Reading passage:
----------
Crystal Caipirinha and Cleared for Departure

crystal_caipirinha

If you read this blog and stop by Metrovino for a cocktail, you might notice some recurring themes. The drink menu starts with a beer cocktail and ends with one featuring Bols Genever. In between there’s Farigoule, three different brands of gin, Smith and Cross rum, plantains, Chartreuse and chocolate, and clarified citrus juice. If that sounds like the kind of menu I would put together, that’s because it is. I’ve happily ended up playing a larger role in the bar program there than initially expected. I’m joined behind the stick by another Carlyle alum, Jason Karp, and a new arrival from Los Angeles, Elizabeth Foley, most recently at Wolfgang Puck’s Cut and Sidebar at the Beverly Wilshire Hotel.

Part of the fun of being behind a bar regularly again is getting to put into practice some of the things I’ve been working on only for fun or for special events during the past year. Among these is agar agar clarification. The method for this was developed by Dave Arnold at the French Culinary Institute and it’s not too hard to work into one’s prep, yet as far as I know no one in Portland is doing much with it yet. We have two cocktails on our new menu using clarified juice as an ingredient.

The first of these is the Crystal Caipirinha. The Caipirinha is one of the world’s great cocktails, a rustic affair with cachaça, limes, and sugar. Traditionally one would muddle this drink. With clarified lime juice you don’t have to. You can stir it instead, and serve it up for a more refined presentation. From the appearance it could be a boring vodka Martini, which makes it all the more surprising when one gets the strong flavor and aromatics of cachaça and lime.
----------
Information supplied:

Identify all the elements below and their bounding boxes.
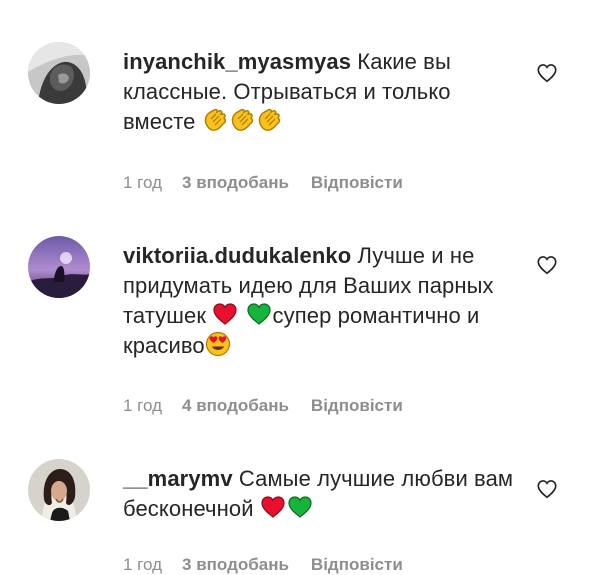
----------
Problem requirements: Copy out the full blog post about the Crystal Caipirinha above, word for word, from its title to its final sentence.

Correct output:
Crystal Caipirinha and Cleared for Departure

crystal_caipirinha

If you read this blog and stop by Metrovino for a cocktail, you might notice some recurring themes. The drink menu starts with a beer cocktail and ends with one featuring Bols Genever. In between there’s Farigoule, three different brands of gin, Smith and Cross rum, plantains, Chartreuse and chocolate, and clarified citrus juice. If that sounds like the kind of menu I would put together, that’s because it is. I’ve happily ended up playing a larger role in the bar program there than initially expected. I’m joined behind the stick by another Carlyle alum, Jason Karp, and a new arrival from Los Angeles, Elizabeth Foley, most recently at Wolfgang Puck’s Cut and Sidebar at the Beverly Wilshire Hotel.

Part of the fun of being behind a bar regularly again is getting to put into practice some of the things I’ve been working on only for fun or for special events during the past year. Among these is agar agar clarification. The method for this was developed by Dave Arnold at the French Culinary Institute and it’s not too hard to work into one’s prep, yet as far as I know no one in Portland is doing much with it yet. We have two cocktails on our new menu using clarified juice as an ingredient.

The first of these is the Crystal Caipirinha. The Caipirinha is one of the world’s great cocktails, a rustic affair with cachaça, limes, and sugar. Traditionally one would muddle this drink. With clarified lime juice you don’t have to. You can stir it instead, and serve it up for a more refined presentation. From the appearance it could be a boring vodka Martini, which makes it all the more surprising when one gets the strong flavor and aromatics of cachaça and lime.